WHAT IS BEING ASKED: Say how many lines of these entries include the word "esté", and answer with the number alone.

Some records:
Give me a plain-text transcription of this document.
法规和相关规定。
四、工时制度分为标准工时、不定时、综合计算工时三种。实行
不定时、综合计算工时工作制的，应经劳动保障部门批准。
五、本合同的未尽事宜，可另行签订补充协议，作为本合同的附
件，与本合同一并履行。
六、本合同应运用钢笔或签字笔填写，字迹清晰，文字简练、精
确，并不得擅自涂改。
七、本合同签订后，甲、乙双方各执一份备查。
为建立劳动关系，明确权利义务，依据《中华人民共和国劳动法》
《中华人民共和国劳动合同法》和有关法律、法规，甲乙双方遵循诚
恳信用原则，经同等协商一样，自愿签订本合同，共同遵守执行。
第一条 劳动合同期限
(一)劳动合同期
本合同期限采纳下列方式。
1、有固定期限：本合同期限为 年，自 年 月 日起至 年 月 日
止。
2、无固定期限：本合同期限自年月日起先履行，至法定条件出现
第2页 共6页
==
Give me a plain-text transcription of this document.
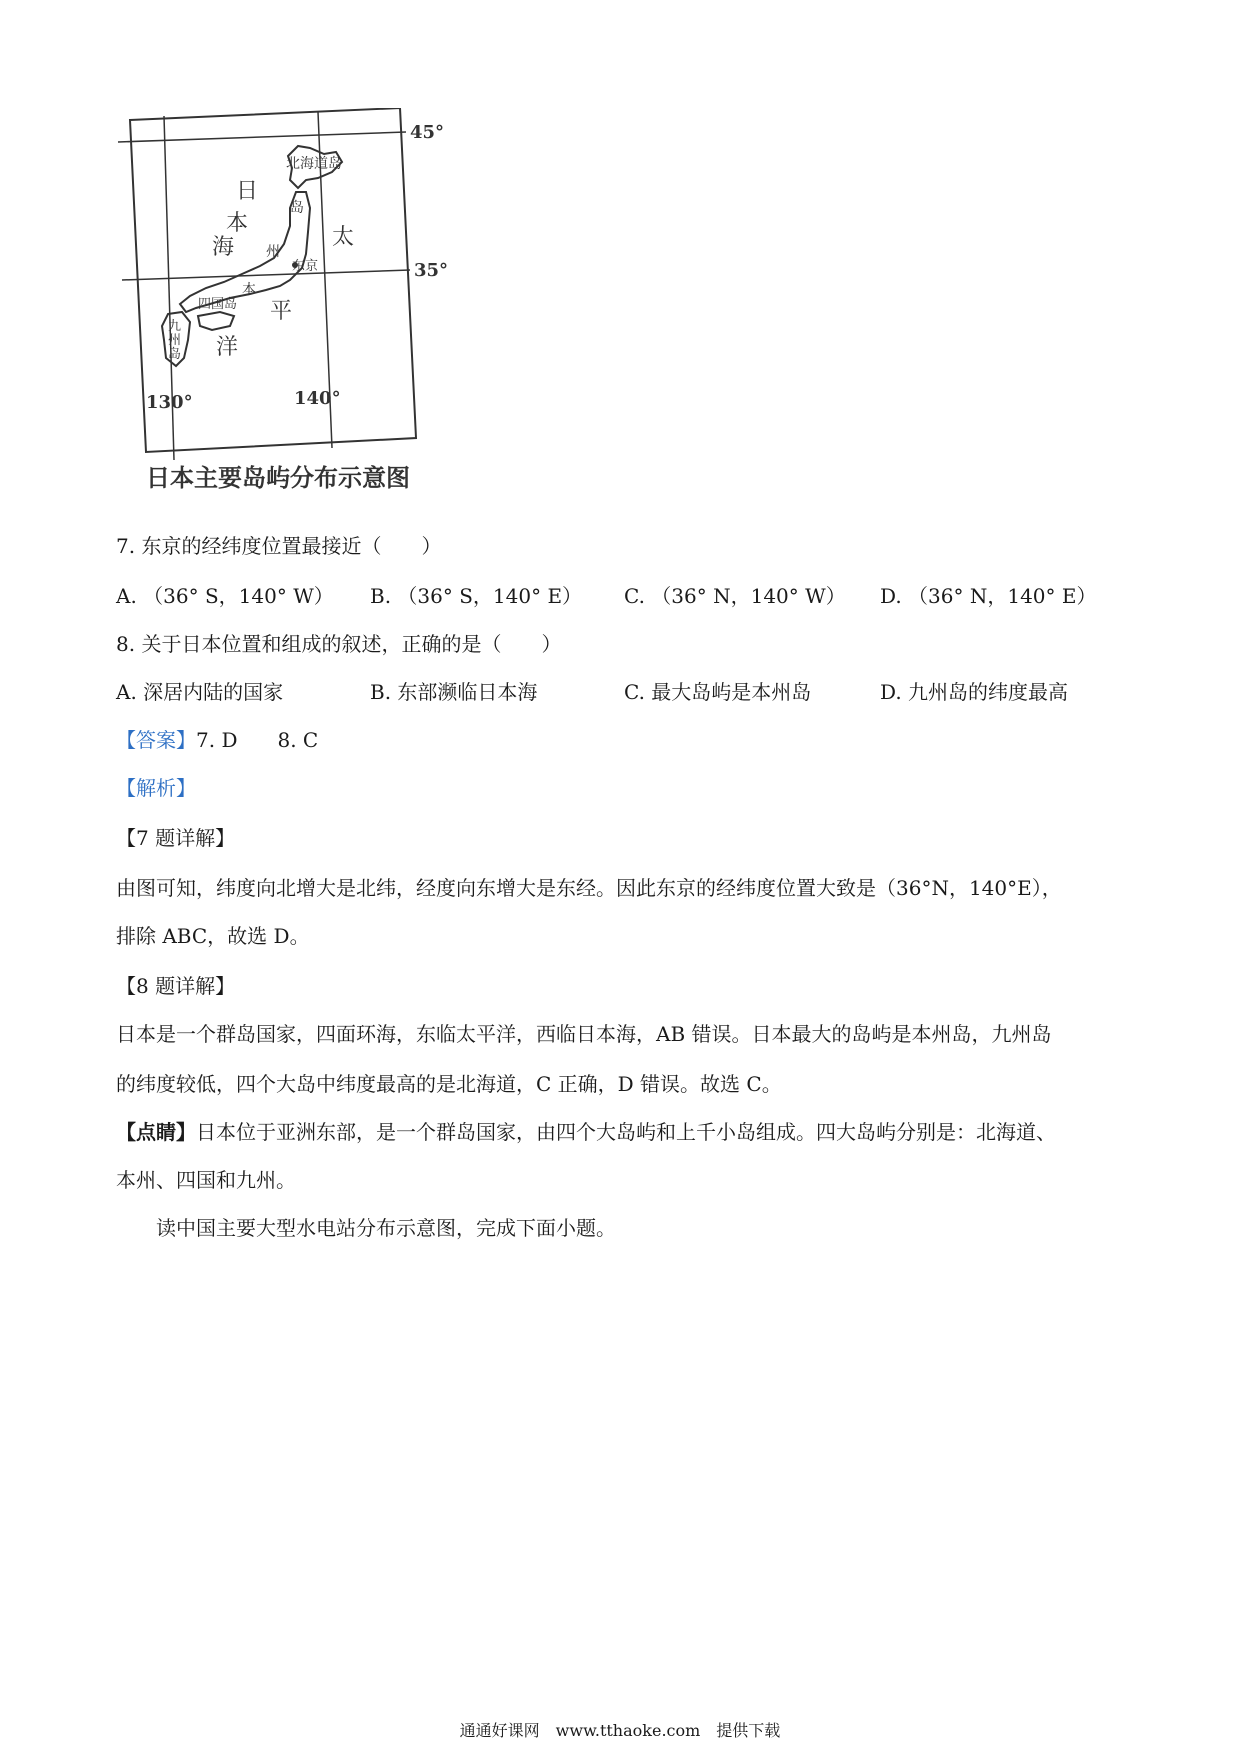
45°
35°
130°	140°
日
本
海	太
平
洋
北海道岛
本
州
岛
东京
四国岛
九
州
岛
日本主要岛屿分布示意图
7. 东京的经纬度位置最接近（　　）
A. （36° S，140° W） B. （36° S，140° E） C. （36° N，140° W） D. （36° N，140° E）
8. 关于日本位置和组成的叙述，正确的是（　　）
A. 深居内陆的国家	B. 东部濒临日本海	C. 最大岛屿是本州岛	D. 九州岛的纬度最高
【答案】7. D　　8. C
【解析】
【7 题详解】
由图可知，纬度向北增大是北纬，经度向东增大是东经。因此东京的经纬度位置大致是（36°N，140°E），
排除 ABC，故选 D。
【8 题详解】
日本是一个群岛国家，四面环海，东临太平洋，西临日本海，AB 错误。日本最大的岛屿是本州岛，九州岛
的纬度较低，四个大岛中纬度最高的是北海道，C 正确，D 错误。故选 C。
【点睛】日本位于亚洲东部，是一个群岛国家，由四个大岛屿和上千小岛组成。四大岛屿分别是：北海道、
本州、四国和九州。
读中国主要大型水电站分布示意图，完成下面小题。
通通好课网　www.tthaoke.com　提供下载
==
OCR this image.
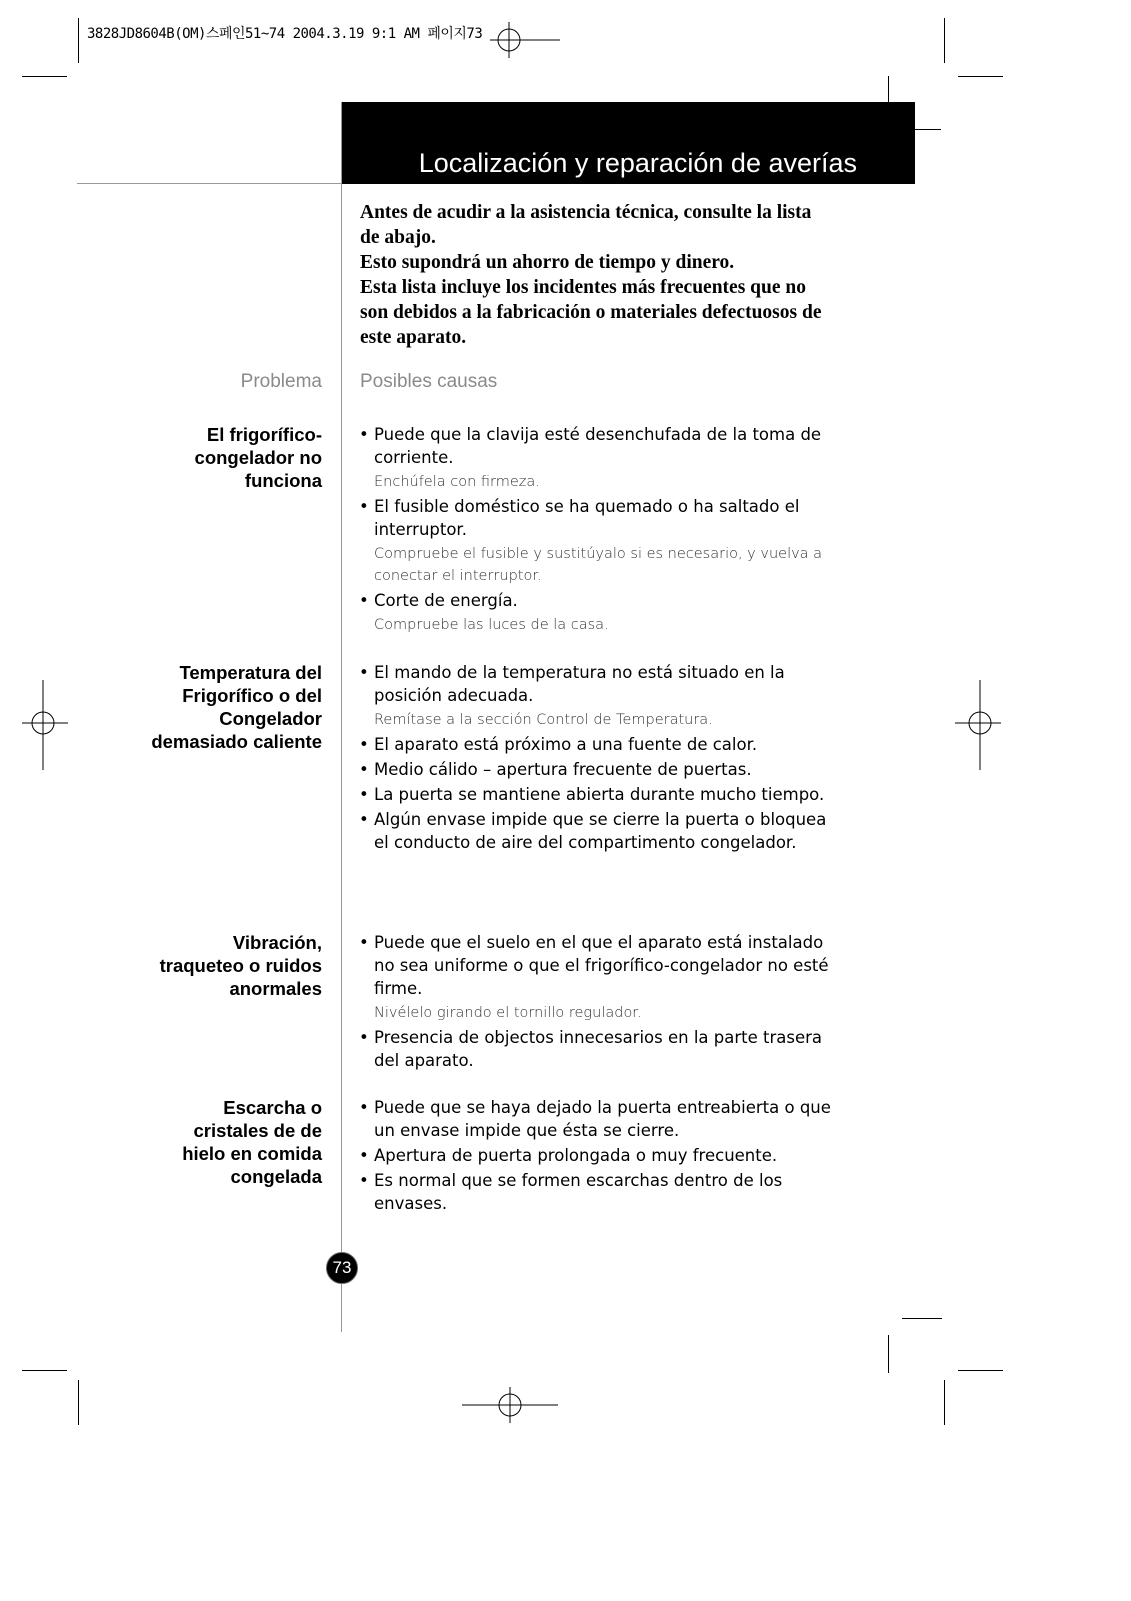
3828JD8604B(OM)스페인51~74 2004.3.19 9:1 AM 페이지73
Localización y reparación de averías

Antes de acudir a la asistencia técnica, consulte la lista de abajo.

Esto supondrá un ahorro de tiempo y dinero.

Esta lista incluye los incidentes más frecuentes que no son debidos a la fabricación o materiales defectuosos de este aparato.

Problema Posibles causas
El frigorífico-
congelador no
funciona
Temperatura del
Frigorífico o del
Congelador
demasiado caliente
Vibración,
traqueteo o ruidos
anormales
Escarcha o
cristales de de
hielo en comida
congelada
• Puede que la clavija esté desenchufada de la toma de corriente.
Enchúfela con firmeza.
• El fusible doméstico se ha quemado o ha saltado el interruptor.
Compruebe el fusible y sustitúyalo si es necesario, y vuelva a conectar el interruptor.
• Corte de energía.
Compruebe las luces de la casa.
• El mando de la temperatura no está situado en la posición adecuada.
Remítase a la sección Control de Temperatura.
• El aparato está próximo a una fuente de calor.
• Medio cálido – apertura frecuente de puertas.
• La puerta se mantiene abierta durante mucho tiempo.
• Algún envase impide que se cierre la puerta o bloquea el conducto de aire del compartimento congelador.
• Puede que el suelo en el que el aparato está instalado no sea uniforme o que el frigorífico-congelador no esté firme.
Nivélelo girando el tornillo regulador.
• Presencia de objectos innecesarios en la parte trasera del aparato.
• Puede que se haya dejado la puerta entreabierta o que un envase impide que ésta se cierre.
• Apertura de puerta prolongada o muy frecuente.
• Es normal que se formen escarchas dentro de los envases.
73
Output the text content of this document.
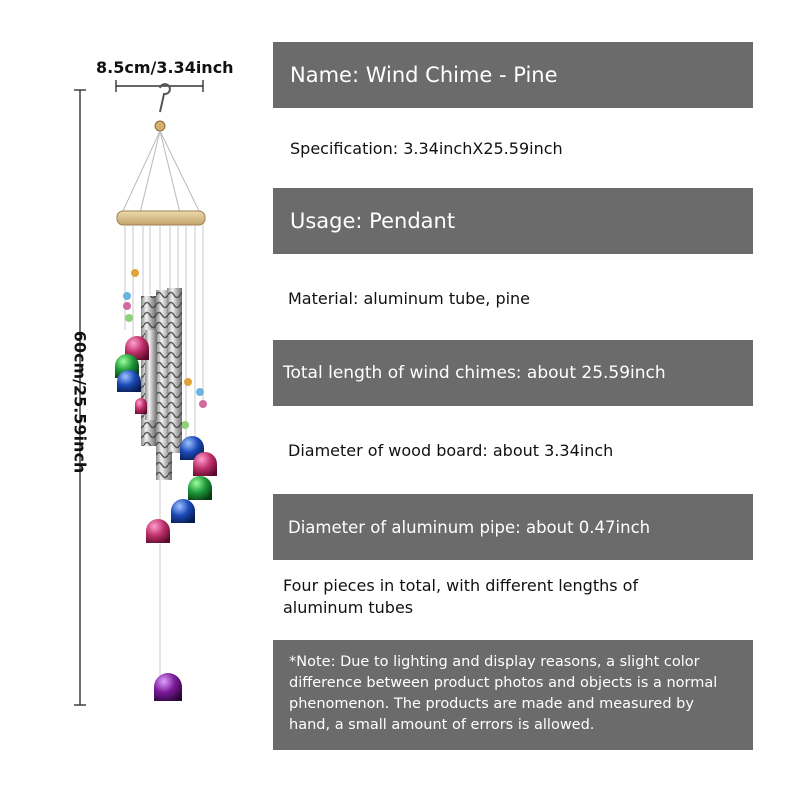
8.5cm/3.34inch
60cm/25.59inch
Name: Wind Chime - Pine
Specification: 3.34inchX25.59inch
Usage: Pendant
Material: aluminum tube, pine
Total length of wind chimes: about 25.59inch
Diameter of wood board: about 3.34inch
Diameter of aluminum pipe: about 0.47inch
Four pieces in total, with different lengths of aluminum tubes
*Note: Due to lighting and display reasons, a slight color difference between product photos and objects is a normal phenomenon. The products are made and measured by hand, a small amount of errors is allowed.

EXERCISE ANSWER: 2